Data records
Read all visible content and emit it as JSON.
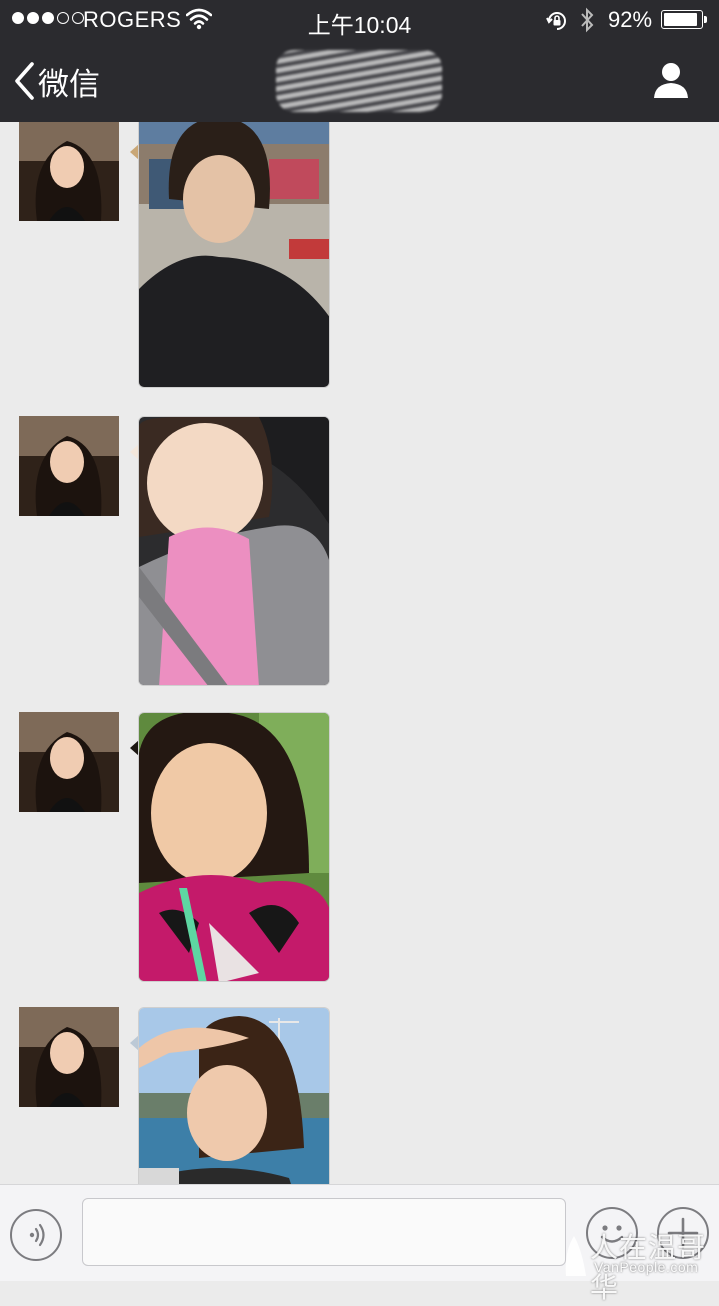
{
  "status_bar": {
    "carrier": "ROGERS",
    "signal_bars_filled": 3,
    "signal_bars_total": 5,
    "time": "上午10:04",
    "battery_percent_text": "92%",
    "battery_level": 0.92
  },
  "nav": {
    "back_label": "微信",
    "back_icon": "chevron-left-icon",
    "profile_icon": "person-icon"
  },
  "messages": [
    {
      "sender": "contact",
      "type": "image",
      "avatar": "contact-avatar"
    },
    {
      "sender": "contact",
      "type": "image",
      "avatar": "contact-avatar"
    },
    {
      "sender": "contact",
      "type": "image",
      "avatar": "contact-avatar"
    },
    {
      "sender": "contact",
      "type": "image",
      "avatar": "contact-avatar"
    }
  ],
  "input_bar": {
    "voice_icon": "voice-icon",
    "text_value": "",
    "emoji_icon": "emoji-icon",
    "plus_icon": "plus-icon"
  },
  "watermark": {
    "cn": "人在温哥华",
    "en": "VanPeople.com"
  },
  "colors": {
    "bar_bg": "#2b2b2f",
    "chat_bg": "#ebebeb",
    "input_bar_bg": "#f4f4f6"
  }
}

JOB: Give every line back word for word and leave the pictures out.

RESPONSE TO THIS TASK:
Read all visible content and emit it as JSON.
{
  "status_bar": {
    "carrier": "ROGERS",
    "signal_bars_filled": 3,
    "signal_bars_total": 5,
    "time": "上午10:04",
    "battery_percent_text": "92%",
    "battery_level": 0.92
  },
  "nav": {
    "back_label": "微信",
    "back_icon": "chevron-left-icon",
    "profile_icon": "person-icon"
  },
  "messages": [
    {
      "sender": "contact",
      "type": "image",
      "avatar": "contact-avatar"
    },
    {
      "sender": "contact",
      "type": "image",
      "avatar": "contact-avatar"
    },
    {
      "sender": "contact",
      "type": "image",
      "avatar": "contact-avatar"
    },
    {
      "sender": "contact",
      "type": "image",
      "avatar": "contact-avatar"
    }
  ],
  "input_bar": {
    "voice_icon": "voice-icon",
    "text_value": "",
    "emoji_icon": "emoji-icon",
    "plus_icon": "plus-icon"
  },
  "watermark": {
    "cn": "人在温哥华",
    "en": "VanPeople.com"
  },
  "colors": {
    "bar_bg": "#2b2b2f",
    "chat_bg": "#ebebeb",
    "input_bar_bg": "#f4f4f6"
  }
}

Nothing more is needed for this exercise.